DATA FOR THIS EXERCISE:
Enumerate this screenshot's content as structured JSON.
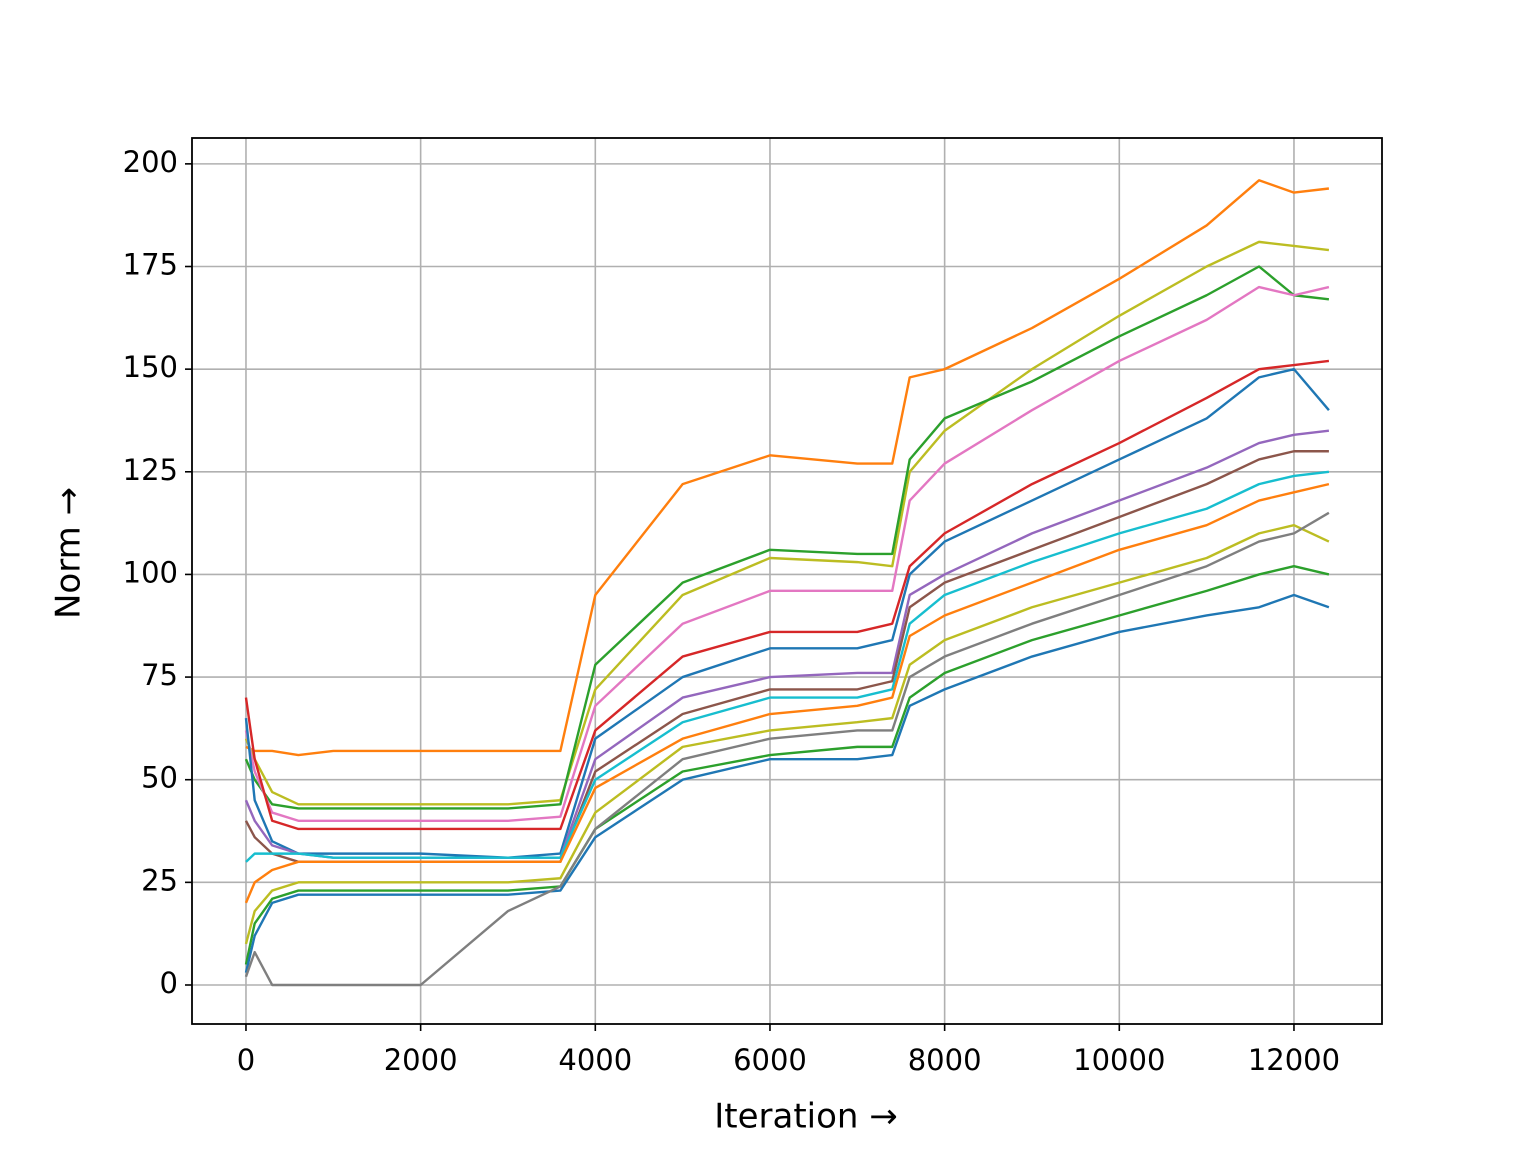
{
  "chart_data": {
    "type": "line",
    "xlabel": "Iteration →",
    "ylabel": "Norm →",
    "x": [
      0,
      100,
      300,
      600,
      1000,
      2000,
      3000,
      3600,
      4000,
      5000,
      6000,
      7000,
      7400,
      7600,
      8000,
      9000,
      10000,
      11000,
      11600,
      12000,
      12400
    ],
    "series": [
      {
        "color": "#ff7f0e",
        "values": [
          58,
          57,
          57,
          56,
          57,
          57,
          57,
          57,
          95,
          122,
          129,
          127,
          127,
          148,
          150,
          160,
          172,
          185,
          196,
          193,
          194
        ]
      },
      {
        "color": "#bcbd22",
        "values": [
          60,
          55,
          47,
          44,
          44,
          44,
          44,
          45,
          72,
          95,
          104,
          103,
          102,
          125,
          135,
          150,
          163,
          175,
          181,
          180,
          179
        ]
      },
      {
        "color": "#2ca02c",
        "values": [
          55,
          50,
          44,
          43,
          43,
          43,
          43,
          44,
          78,
          98,
          106,
          105,
          105,
          128,
          138,
          147,
          158,
          168,
          175,
          168,
          167
        ]
      },
      {
        "color": "#e377c2",
        "values": [
          62,
          52,
          42,
          40,
          40,
          40,
          40,
          41,
          68,
          88,
          96,
          96,
          96,
          118,
          127,
          140,
          152,
          162,
          170,
          168,
          170
        ]
      },
      {
        "color": "#d62728",
        "values": [
          70,
          55,
          40,
          38,
          38,
          38,
          38,
          38,
          62,
          80,
          86,
          86,
          88,
          102,
          110,
          122,
          132,
          143,
          150,
          151,
          152
        ]
      },
      {
        "color": "#1f77b4",
        "values": [
          65,
          45,
          35,
          32,
          32,
          32,
          31,
          32,
          60,
          75,
          82,
          82,
          84,
          100,
          108,
          118,
          128,
          138,
          148,
          150,
          140
        ]
      },
      {
        "color": "#9467bd",
        "values": [
          45,
          40,
          34,
          32,
          31,
          31,
          31,
          31,
          55,
          70,
          75,
          76,
          76,
          95,
          100,
          110,
          118,
          126,
          132,
          134,
          135
        ]
      },
      {
        "color": "#8c564b",
        "values": [
          40,
          36,
          32,
          30,
          30,
          30,
          30,
          30,
          52,
          66,
          72,
          72,
          74,
          92,
          98,
          106,
          114,
          122,
          128,
          130,
          130
        ]
      },
      {
        "color": "#17becf",
        "values": [
          30,
          32,
          32,
          32,
          31,
          31,
          31,
          31,
          50,
          64,
          70,
          70,
          72,
          88,
          95,
          103,
          110,
          116,
          122,
          124,
          125
        ]
      },
      {
        "color": "#ff7f0e",
        "values": [
          20,
          25,
          28,
          30,
          30,
          30,
          30,
          30,
          48,
          60,
          66,
          68,
          70,
          85,
          90,
          98,
          106,
          112,
          118,
          120,
          122
        ]
      },
      {
        "color": "#bcbd22",
        "values": [
          10,
          18,
          23,
          25,
          25,
          25,
          25,
          26,
          42,
          58,
          62,
          64,
          65,
          78,
          84,
          92,
          98,
          104,
          110,
          112,
          108
        ]
      },
      {
        "color": "#2ca02c",
        "values": [
          5,
          15,
          21,
          23,
          23,
          23,
          23,
          24,
          38,
          52,
          56,
          58,
          58,
          70,
          76,
          84,
          90,
          96,
          100,
          102,
          100
        ]
      },
      {
        "color": "#1f77b4",
        "values": [
          3,
          12,
          20,
          22,
          22,
          22,
          22,
          23,
          36,
          50,
          55,
          55,
          56,
          68,
          72,
          80,
          86,
          90,
          92,
          95,
          92
        ]
      },
      {
        "color": "#7f7f7f",
        "values": [
          2,
          8,
          0,
          0,
          0,
          0,
          18,
          24,
          38,
          55,
          60,
          62,
          62,
          75,
          80,
          88,
          95,
          102,
          108,
          110,
          115
        ]
      }
    ],
    "xlim": [
      -618,
      13008
    ],
    "ylim": [
      -9.5,
      206.3
    ],
    "xticks": [
      0,
      2000,
      4000,
      6000,
      8000,
      10000,
      12000
    ],
    "yticks": [
      0,
      25,
      50,
      75,
      100,
      125,
      150,
      175,
      200
    ],
    "grid": true
  }
}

PROMPT: Skipping the pictures, transcribe each line above exactly as it appears.

WRITTEN SOLUTION:
Enumerate this screenshot's content as structured JSON.
{
  "chart_data": {
    "type": "line",
    "xlabel": "Iteration →",
    "ylabel": "Norm →",
    "x": [
      0,
      100,
      300,
      600,
      1000,
      2000,
      3000,
      3600,
      4000,
      5000,
      6000,
      7000,
      7400,
      7600,
      8000,
      9000,
      10000,
      11000,
      11600,
      12000,
      12400
    ],
    "series": [
      {
        "color": "#ff7f0e",
        "values": [
          58,
          57,
          57,
          56,
          57,
          57,
          57,
          57,
          95,
          122,
          129,
          127,
          127,
          148,
          150,
          160,
          172,
          185,
          196,
          193,
          194
        ]
      },
      {
        "color": "#bcbd22",
        "values": [
          60,
          55,
          47,
          44,
          44,
          44,
          44,
          45,
          72,
          95,
          104,
          103,
          102,
          125,
          135,
          150,
          163,
          175,
          181,
          180,
          179
        ]
      },
      {
        "color": "#2ca02c",
        "values": [
          55,
          50,
          44,
          43,
          43,
          43,
          43,
          44,
          78,
          98,
          106,
          105,
          105,
          128,
          138,
          147,
          158,
          168,
          175,
          168,
          167
        ]
      },
      {
        "color": "#e377c2",
        "values": [
          62,
          52,
          42,
          40,
          40,
          40,
          40,
          41,
          68,
          88,
          96,
          96,
          96,
          118,
          127,
          140,
          152,
          162,
          170,
          168,
          170
        ]
      },
      {
        "color": "#d62728",
        "values": [
          70,
          55,
          40,
          38,
          38,
          38,
          38,
          38,
          62,
          80,
          86,
          86,
          88,
          102,
          110,
          122,
          132,
          143,
          150,
          151,
          152
        ]
      },
      {
        "color": "#1f77b4",
        "values": [
          65,
          45,
          35,
          32,
          32,
          32,
          31,
          32,
          60,
          75,
          82,
          82,
          84,
          100,
          108,
          118,
          128,
          138,
          148,
          150,
          140
        ]
      },
      {
        "color": "#9467bd",
        "values": [
          45,
          40,
          34,
          32,
          31,
          31,
          31,
          31,
          55,
          70,
          75,
          76,
          76,
          95,
          100,
          110,
          118,
          126,
          132,
          134,
          135
        ]
      },
      {
        "color": "#8c564b",
        "values": [
          40,
          36,
          32,
          30,
          30,
          30,
          30,
          30,
          52,
          66,
          72,
          72,
          74,
          92,
          98,
          106,
          114,
          122,
          128,
          130,
          130
        ]
      },
      {
        "color": "#17becf",
        "values": [
          30,
          32,
          32,
          32,
          31,
          31,
          31,
          31,
          50,
          64,
          70,
          70,
          72,
          88,
          95,
          103,
          110,
          116,
          122,
          124,
          125
        ]
      },
      {
        "color": "#ff7f0e",
        "values": [
          20,
          25,
          28,
          30,
          30,
          30,
          30,
          30,
          48,
          60,
          66,
          68,
          70,
          85,
          90,
          98,
          106,
          112,
          118,
          120,
          122
        ]
      },
      {
        "color": "#bcbd22",
        "values": [
          10,
          18,
          23,
          25,
          25,
          25,
          25,
          26,
          42,
          58,
          62,
          64,
          65,
          78,
          84,
          92,
          98,
          104,
          110,
          112,
          108
        ]
      },
      {
        "color": "#2ca02c",
        "values": [
          5,
          15,
          21,
          23,
          23,
          23,
          23,
          24,
          38,
          52,
          56,
          58,
          58,
          70,
          76,
          84,
          90,
          96,
          100,
          102,
          100
        ]
      },
      {
        "color": "#1f77b4",
        "values": [
          3,
          12,
          20,
          22,
          22,
          22,
          22,
          23,
          36,
          50,
          55,
          55,
          56,
          68,
          72,
          80,
          86,
          90,
          92,
          95,
          92
        ]
      },
      {
        "color": "#7f7f7f",
        "values": [
          2,
          8,
          0,
          0,
          0,
          0,
          18,
          24,
          38,
          55,
          60,
          62,
          62,
          75,
          80,
          88,
          95,
          102,
          108,
          110,
          115
        ]
      }
    ],
    "xlim": [
      -618,
      13008
    ],
    "ylim": [
      -9.5,
      206.3
    ],
    "xticks": [
      0,
      2000,
      4000,
      6000,
      8000,
      10000,
      12000
    ],
    "yticks": [
      0,
      25,
      50,
      75,
      100,
      125,
      150,
      175,
      200
    ],
    "grid": true
  }
}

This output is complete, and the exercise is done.